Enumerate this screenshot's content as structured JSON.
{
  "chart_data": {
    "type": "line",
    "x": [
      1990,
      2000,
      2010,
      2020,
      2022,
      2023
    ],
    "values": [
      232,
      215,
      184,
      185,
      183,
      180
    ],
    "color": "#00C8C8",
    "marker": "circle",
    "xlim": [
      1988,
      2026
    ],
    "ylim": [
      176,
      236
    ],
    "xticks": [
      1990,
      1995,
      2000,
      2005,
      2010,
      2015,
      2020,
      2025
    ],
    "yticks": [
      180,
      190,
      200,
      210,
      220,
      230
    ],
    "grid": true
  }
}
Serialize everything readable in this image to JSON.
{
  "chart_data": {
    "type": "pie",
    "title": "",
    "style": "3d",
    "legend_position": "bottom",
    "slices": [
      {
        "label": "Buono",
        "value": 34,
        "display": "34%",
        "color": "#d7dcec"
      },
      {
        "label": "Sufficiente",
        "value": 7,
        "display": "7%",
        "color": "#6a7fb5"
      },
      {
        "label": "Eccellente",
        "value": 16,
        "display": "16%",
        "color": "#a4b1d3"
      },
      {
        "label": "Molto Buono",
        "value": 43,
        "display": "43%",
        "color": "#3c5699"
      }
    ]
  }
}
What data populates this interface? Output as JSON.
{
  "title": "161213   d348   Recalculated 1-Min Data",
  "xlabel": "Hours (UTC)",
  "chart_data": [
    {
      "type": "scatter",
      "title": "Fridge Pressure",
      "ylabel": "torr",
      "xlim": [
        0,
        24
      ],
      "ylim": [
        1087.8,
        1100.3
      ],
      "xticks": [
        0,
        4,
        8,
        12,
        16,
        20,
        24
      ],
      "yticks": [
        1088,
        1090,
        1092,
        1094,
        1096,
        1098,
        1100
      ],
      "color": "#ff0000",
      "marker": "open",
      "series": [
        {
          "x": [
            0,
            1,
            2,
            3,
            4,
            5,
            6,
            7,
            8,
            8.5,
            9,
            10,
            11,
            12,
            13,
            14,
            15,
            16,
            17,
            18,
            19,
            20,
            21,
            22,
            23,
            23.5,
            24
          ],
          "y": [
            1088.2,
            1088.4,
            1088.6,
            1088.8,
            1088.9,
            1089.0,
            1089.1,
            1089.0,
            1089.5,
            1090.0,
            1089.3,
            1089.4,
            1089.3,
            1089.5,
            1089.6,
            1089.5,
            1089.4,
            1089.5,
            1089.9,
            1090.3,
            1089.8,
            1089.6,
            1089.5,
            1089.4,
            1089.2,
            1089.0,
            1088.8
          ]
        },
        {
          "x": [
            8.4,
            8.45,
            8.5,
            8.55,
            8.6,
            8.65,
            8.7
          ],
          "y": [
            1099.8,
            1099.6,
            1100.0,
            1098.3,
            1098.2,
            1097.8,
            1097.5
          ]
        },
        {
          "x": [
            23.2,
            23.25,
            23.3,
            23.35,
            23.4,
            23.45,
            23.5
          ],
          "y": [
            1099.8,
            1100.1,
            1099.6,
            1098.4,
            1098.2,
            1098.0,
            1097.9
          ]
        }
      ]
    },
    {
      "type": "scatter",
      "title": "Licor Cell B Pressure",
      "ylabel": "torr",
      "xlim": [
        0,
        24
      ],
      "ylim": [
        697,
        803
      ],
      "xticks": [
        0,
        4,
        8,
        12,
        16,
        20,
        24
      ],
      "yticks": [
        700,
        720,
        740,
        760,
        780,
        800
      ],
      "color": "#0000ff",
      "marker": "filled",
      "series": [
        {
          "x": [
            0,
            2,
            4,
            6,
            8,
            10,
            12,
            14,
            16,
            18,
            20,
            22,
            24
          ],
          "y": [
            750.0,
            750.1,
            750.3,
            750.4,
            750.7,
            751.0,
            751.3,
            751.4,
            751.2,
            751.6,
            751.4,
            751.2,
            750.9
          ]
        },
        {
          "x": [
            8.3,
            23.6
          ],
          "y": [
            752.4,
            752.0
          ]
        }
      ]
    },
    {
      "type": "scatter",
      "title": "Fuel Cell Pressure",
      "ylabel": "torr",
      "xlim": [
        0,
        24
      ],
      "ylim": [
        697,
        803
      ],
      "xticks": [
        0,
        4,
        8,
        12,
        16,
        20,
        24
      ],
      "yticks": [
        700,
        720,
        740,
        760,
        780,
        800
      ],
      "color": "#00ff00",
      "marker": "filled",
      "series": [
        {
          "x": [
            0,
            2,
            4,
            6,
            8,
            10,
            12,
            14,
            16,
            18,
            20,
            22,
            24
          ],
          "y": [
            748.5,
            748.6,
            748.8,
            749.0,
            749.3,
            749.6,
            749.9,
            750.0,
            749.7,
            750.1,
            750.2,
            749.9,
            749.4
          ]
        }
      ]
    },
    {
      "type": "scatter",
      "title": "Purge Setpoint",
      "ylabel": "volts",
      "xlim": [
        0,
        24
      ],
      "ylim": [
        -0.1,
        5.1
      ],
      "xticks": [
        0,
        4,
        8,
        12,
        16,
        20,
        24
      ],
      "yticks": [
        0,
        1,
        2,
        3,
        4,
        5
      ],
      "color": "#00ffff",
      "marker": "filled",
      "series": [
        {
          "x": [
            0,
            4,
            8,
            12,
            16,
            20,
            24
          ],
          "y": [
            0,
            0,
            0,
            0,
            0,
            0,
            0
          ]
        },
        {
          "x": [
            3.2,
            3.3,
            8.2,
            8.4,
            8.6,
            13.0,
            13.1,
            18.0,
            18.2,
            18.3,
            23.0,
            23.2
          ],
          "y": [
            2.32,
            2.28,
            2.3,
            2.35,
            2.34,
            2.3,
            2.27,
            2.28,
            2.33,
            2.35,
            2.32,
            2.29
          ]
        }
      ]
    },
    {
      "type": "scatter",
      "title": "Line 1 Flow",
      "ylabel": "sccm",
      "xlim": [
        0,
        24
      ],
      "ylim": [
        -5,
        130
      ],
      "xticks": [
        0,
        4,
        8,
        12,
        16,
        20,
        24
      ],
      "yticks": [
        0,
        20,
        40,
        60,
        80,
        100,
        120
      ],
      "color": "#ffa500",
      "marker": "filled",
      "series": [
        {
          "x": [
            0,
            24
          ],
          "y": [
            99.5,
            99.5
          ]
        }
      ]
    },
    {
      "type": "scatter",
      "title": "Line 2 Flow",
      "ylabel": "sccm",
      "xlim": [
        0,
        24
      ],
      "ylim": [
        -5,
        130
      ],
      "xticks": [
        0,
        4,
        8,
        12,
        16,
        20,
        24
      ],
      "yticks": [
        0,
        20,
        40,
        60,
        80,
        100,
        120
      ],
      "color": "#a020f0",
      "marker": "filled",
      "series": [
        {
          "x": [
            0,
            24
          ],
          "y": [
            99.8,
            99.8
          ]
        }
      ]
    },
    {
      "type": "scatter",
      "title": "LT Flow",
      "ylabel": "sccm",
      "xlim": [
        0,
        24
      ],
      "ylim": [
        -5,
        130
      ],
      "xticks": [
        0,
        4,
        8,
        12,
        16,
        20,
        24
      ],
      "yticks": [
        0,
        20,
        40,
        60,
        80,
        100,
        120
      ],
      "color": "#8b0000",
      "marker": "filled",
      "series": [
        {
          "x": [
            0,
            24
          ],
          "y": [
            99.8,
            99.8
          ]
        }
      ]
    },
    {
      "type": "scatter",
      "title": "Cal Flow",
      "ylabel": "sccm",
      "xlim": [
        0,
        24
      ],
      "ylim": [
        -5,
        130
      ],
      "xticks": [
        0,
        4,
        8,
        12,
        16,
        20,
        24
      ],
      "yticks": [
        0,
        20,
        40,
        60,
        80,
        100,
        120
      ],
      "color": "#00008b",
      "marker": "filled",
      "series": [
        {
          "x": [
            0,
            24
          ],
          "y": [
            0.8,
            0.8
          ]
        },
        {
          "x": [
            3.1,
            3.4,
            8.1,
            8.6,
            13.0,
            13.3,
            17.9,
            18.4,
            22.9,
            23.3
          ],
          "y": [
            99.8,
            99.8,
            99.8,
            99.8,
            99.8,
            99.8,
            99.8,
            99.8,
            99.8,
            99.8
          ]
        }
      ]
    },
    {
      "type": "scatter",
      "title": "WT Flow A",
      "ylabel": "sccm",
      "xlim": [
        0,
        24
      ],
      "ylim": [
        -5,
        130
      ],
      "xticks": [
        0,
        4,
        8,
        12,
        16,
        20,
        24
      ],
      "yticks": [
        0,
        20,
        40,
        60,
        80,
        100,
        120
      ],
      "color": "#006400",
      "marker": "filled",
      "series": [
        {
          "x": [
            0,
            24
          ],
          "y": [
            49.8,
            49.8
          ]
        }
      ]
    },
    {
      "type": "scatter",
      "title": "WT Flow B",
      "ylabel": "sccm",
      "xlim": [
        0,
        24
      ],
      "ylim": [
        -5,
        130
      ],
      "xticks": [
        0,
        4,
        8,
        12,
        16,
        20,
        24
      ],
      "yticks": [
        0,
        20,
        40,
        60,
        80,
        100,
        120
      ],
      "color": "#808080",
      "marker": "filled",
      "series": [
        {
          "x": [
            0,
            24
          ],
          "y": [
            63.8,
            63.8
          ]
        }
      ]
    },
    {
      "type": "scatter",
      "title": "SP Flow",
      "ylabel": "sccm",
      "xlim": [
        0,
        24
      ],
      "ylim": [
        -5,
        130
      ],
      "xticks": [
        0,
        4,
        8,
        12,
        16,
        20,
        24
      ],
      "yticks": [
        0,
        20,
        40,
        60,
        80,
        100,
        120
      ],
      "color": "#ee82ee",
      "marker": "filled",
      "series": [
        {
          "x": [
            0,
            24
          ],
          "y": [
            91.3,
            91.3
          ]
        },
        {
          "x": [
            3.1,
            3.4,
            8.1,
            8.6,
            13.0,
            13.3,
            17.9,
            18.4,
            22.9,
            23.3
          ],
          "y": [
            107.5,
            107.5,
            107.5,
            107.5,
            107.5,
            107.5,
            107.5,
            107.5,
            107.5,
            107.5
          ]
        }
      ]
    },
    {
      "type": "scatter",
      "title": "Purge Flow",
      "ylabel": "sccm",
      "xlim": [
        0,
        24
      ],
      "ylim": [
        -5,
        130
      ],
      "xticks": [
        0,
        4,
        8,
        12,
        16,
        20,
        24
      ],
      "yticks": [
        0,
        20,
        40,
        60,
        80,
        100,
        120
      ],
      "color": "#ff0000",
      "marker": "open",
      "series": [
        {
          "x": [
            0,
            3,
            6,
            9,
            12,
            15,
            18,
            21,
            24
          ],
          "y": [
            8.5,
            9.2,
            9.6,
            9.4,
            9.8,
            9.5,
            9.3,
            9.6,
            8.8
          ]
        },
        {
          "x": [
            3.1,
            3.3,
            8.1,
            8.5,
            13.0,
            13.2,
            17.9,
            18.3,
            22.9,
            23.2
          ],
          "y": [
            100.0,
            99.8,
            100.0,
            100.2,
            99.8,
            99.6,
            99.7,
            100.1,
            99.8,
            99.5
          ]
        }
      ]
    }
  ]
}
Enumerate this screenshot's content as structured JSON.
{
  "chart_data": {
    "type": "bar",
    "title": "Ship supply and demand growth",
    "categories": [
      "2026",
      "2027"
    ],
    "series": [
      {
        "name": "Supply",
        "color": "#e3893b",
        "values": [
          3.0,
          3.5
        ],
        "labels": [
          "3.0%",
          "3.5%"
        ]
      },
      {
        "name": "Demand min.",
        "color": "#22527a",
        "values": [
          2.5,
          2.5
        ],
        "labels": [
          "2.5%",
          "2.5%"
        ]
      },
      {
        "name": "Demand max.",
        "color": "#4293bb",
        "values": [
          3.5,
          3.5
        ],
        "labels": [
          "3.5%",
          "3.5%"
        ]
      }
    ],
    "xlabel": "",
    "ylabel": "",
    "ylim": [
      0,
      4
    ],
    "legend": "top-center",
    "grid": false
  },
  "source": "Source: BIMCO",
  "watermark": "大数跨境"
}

__________

» **Task**
Extract every line containing the string "Pressure" from the data above.

» **Output for this exercise**
      "title": "Fridge Pressure",
      "title": "Licor Cell B Pressure",
      "title": "Fuel Cell Pressure",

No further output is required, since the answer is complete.